#### Exercise requirements:
1. Rewrite the paragraph of the article page that begins "This letter considers" as a short bulleted list that keeps its main facts.
2. Copy a passage of the article page word for word, beginning at the words "November 2020, Vol." and stopping after "PDF (683.78 KB)".
3. Answer these questions from the article page.
(a) Under what license is the article published?
(b) What are the generative models used in the letter based on?
(c) What is the file size of the article PDF?

November 2020, Vol. 32, No. 11, Pages 2085-2121
© 2020 Massachusetts Institute of Technology. Published under a Creative Commons Attribution 4.0 International (CC BY 4.0) license.
Reverse-Engineering Neural Networks to Characterize Their Cost Functions
Article PDF (683.78 KB)
This letter considers a class of biologically plausible cost functions for neural networks, where the same cost function is minimized by both neural activity and plasticity. We show that such cost functions can be cast as a variational bound on model evidence under an implicit generative model. Using generative models based on partially observed Markov decision processes (POMDP), we show that neural activity and plasticity perform Bayesian inference and learning, respectively, by maximizing model evidence. Using mathematical and numerical analyses, we establish the formal equivalence between neural network cost functions and variational free energy under some prior beliefs about latent states that generate inputs. These prior beliefs are determined by particular constants (e.g., thresholds) that define the cost function. This means that the Bayes optimal encoding of latent or hidden states is achieved when the network's implicit priors match the process that generates its inputs. This equivalence is potentially important because it suggests that any hyperparameter of a neural network can itself be optimized—by minimization with respect to variational free energy. Furthermore, it enables one to characterize a neural network formally, in terms of its prior beliefs.

#### Information shown:
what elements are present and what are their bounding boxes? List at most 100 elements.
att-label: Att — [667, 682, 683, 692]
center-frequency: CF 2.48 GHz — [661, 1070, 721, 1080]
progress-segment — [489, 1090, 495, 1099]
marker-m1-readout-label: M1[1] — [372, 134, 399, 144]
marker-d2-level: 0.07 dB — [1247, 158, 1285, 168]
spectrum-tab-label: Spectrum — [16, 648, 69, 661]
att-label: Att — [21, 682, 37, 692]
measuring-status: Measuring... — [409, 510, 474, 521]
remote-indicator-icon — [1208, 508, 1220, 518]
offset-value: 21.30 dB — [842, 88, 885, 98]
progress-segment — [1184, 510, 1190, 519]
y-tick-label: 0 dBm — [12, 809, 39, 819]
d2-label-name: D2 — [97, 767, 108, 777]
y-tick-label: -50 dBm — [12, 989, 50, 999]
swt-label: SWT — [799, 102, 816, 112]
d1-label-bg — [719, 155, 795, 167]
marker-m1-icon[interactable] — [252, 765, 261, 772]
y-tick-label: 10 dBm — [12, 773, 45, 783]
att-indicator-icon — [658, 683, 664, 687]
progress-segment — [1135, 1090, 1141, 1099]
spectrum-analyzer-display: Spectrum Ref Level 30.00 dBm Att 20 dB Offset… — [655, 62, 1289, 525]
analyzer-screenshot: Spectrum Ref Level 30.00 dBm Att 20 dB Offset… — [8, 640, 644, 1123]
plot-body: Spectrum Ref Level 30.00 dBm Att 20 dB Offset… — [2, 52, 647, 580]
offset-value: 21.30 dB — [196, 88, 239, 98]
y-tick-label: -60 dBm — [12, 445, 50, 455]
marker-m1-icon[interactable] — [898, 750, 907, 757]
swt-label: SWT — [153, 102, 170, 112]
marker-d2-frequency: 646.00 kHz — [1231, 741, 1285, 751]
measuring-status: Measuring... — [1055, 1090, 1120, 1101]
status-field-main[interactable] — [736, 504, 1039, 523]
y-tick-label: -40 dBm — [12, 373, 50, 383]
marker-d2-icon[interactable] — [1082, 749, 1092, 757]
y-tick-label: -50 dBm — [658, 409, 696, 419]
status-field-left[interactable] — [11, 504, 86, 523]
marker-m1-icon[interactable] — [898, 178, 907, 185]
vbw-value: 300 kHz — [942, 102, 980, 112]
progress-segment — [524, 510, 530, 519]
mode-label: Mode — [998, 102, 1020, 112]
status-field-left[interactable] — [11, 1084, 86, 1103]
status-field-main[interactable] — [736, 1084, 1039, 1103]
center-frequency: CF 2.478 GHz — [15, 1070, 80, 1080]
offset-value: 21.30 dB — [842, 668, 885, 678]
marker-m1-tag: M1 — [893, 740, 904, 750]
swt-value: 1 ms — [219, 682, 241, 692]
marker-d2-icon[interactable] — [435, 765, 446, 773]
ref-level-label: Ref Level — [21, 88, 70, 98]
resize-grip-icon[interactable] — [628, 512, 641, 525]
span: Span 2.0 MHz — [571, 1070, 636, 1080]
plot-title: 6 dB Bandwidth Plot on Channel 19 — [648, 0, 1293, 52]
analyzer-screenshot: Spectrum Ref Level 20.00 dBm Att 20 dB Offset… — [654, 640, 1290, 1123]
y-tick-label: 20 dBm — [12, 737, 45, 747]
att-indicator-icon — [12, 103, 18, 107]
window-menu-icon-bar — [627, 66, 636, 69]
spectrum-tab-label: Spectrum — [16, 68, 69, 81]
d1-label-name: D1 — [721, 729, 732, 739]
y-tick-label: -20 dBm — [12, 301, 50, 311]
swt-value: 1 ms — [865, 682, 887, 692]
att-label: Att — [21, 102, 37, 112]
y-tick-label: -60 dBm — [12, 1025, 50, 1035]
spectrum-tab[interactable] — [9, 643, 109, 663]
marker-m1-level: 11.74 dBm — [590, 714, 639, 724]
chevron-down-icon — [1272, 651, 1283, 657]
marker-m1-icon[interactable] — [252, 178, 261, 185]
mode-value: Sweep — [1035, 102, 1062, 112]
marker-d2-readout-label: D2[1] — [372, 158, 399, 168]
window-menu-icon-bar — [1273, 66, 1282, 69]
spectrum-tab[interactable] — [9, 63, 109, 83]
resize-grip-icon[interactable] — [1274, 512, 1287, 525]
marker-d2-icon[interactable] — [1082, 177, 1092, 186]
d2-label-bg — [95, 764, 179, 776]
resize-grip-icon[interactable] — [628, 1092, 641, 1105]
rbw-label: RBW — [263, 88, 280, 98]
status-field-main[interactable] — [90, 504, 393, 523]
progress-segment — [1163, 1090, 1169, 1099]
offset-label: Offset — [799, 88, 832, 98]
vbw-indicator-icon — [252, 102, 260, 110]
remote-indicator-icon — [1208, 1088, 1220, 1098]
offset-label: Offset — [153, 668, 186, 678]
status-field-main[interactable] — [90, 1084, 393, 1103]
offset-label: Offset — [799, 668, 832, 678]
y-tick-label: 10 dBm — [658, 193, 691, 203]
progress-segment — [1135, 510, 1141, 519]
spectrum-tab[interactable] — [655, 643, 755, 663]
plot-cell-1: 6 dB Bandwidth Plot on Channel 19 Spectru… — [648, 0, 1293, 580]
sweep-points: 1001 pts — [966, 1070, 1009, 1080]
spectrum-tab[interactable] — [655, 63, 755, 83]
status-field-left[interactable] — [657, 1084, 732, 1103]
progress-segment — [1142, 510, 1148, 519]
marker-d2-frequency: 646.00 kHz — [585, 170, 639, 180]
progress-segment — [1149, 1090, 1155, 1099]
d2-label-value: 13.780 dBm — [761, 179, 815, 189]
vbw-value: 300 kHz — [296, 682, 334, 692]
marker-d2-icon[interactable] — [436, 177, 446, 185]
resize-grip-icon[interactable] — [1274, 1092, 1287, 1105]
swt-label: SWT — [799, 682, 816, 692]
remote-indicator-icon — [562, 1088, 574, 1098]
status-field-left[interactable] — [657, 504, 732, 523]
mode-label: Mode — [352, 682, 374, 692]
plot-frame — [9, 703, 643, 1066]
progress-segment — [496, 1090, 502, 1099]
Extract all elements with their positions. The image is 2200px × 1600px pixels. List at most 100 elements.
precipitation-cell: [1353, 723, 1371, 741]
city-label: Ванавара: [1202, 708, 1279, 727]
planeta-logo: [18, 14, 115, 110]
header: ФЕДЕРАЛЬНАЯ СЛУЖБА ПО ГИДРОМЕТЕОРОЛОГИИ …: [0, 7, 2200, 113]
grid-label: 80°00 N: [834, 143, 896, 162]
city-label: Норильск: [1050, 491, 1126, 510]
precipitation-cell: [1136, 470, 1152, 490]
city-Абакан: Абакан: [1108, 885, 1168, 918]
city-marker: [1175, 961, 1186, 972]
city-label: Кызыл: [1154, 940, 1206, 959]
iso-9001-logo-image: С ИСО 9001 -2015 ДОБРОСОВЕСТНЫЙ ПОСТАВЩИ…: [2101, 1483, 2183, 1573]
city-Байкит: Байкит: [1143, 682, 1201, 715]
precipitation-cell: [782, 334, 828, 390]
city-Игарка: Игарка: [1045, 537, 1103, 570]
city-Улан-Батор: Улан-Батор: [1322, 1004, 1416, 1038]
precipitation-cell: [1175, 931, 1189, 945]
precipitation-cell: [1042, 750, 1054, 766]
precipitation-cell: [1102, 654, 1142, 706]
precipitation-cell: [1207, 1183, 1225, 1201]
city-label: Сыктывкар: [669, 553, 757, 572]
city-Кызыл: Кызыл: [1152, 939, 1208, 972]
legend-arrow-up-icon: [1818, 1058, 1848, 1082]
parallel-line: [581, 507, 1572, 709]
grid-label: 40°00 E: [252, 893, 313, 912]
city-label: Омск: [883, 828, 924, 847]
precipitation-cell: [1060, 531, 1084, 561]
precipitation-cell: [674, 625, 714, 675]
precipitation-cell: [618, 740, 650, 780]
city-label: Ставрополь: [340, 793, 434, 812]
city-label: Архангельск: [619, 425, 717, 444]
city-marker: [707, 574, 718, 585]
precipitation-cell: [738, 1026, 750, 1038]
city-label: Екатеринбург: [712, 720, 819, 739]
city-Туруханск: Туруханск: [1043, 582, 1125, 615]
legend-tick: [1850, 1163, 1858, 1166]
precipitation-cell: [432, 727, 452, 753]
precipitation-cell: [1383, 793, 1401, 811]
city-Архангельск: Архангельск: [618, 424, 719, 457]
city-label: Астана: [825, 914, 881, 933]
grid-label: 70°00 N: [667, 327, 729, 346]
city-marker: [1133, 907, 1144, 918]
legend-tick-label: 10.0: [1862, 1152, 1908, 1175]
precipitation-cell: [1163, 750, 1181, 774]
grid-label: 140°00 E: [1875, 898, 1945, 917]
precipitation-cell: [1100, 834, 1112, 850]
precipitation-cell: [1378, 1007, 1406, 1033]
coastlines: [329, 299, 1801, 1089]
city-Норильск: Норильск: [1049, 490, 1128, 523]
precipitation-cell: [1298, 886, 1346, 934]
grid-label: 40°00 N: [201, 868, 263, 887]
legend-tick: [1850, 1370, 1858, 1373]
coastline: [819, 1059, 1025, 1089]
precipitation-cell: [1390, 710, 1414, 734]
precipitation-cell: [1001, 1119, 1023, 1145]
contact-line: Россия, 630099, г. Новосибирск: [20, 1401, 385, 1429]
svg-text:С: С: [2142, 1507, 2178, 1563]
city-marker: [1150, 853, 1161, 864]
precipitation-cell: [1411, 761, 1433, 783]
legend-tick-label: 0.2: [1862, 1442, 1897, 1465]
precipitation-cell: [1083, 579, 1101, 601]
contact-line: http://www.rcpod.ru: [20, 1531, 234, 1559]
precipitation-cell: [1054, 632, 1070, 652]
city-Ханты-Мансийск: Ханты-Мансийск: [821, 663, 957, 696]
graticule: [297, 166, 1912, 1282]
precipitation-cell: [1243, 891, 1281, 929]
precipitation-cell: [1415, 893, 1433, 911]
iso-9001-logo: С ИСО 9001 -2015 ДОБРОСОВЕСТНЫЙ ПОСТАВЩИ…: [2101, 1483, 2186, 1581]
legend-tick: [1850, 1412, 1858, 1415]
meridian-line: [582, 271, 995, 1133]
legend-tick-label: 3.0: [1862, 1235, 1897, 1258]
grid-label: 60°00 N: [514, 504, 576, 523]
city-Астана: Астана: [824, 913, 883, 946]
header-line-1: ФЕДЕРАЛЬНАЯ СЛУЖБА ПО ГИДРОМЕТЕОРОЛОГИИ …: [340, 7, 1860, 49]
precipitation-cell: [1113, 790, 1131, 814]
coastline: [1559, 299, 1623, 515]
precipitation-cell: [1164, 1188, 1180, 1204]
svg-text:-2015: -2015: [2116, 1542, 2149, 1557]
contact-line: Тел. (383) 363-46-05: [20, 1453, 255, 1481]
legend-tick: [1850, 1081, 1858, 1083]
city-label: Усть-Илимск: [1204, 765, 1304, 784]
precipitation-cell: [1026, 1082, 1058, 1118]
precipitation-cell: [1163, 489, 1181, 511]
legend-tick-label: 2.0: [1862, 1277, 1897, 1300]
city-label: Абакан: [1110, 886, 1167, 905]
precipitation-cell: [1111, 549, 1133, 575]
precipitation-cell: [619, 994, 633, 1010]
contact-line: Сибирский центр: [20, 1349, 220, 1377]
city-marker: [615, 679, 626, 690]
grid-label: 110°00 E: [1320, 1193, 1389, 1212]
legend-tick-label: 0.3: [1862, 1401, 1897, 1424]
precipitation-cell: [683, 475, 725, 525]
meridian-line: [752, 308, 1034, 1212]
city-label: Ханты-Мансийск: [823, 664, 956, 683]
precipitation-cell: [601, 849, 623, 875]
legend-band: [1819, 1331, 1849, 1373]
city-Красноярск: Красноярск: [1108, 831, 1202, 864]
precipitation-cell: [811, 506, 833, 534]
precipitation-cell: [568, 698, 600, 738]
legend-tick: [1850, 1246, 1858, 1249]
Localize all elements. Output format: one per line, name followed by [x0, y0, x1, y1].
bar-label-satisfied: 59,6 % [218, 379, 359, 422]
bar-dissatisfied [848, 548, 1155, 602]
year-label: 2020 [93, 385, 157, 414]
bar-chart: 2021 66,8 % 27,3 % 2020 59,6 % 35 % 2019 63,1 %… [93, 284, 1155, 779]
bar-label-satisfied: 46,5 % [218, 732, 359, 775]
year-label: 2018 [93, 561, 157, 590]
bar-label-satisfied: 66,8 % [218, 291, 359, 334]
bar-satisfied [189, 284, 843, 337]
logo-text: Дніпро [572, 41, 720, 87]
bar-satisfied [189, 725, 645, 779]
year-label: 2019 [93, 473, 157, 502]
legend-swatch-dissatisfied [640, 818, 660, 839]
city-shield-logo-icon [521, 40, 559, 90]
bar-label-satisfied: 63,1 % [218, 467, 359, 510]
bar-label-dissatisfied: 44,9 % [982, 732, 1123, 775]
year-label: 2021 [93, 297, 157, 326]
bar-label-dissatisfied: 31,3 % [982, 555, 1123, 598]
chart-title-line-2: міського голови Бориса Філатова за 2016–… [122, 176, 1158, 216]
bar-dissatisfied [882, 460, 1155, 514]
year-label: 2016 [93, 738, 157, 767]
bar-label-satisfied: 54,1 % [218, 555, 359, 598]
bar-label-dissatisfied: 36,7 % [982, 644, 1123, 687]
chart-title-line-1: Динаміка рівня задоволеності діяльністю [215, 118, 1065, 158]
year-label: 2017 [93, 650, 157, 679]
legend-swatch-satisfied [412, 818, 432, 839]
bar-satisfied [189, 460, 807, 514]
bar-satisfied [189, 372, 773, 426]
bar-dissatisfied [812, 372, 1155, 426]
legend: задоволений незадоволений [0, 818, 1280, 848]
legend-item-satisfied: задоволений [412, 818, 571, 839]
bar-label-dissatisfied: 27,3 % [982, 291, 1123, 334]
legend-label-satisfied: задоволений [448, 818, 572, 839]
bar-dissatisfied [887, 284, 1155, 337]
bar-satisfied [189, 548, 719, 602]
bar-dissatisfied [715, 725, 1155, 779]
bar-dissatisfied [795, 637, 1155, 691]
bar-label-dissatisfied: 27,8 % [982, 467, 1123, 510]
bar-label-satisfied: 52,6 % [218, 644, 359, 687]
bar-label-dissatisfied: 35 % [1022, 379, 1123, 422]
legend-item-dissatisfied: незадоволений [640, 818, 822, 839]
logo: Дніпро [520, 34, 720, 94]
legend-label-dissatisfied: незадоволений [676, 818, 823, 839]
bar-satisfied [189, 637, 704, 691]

#### Answers:
1.
- The letter studies biologically plausible neural network cost functions that are minimized by both neural activity and plasticity.
- These cost functions can be cast as a variational bound on model evidence under an implicit generative model.
- With generative models based on partially observed Markov decision processes (POMDP), neural activity performs Bayesian inference and plasticity performs learning, both by maximizing model evidence.
- Mathematical and numerical analyses show that the cost functions are formally equivalent to variational free energy under prior beliefs about latent states that generate inputs.
- Those prior beliefs are set by constants, such as thresholds, that define the cost function.
- Bayes optimal encoding of hidden states is achieved when the network's implicit priors match the process that generates its inputs.
- The equivalence suggests that any hyperparameter of a neural network can be optimized by minimizing variational free energy.
- It also lets a neural network be characterized formally by its prior beliefs.

2.
November 2020, Vol. 32, No. 11, Pages 2085-2121
© 2020 Massachusetts Institute of Technology. Published under a Creative Commons Attribution 4.0 International (CC BY 4.0) license.
Reverse-Engineering Neural Networks to Characterize Their Cost Functions
Article PDF (683.78 KB)

3.
(a) A Creative Commons Attribution 4.0 International (CC BY 4.0) license.
(b) Partially observed Markov decision processes (POMDP).
(c) 683.78 KB.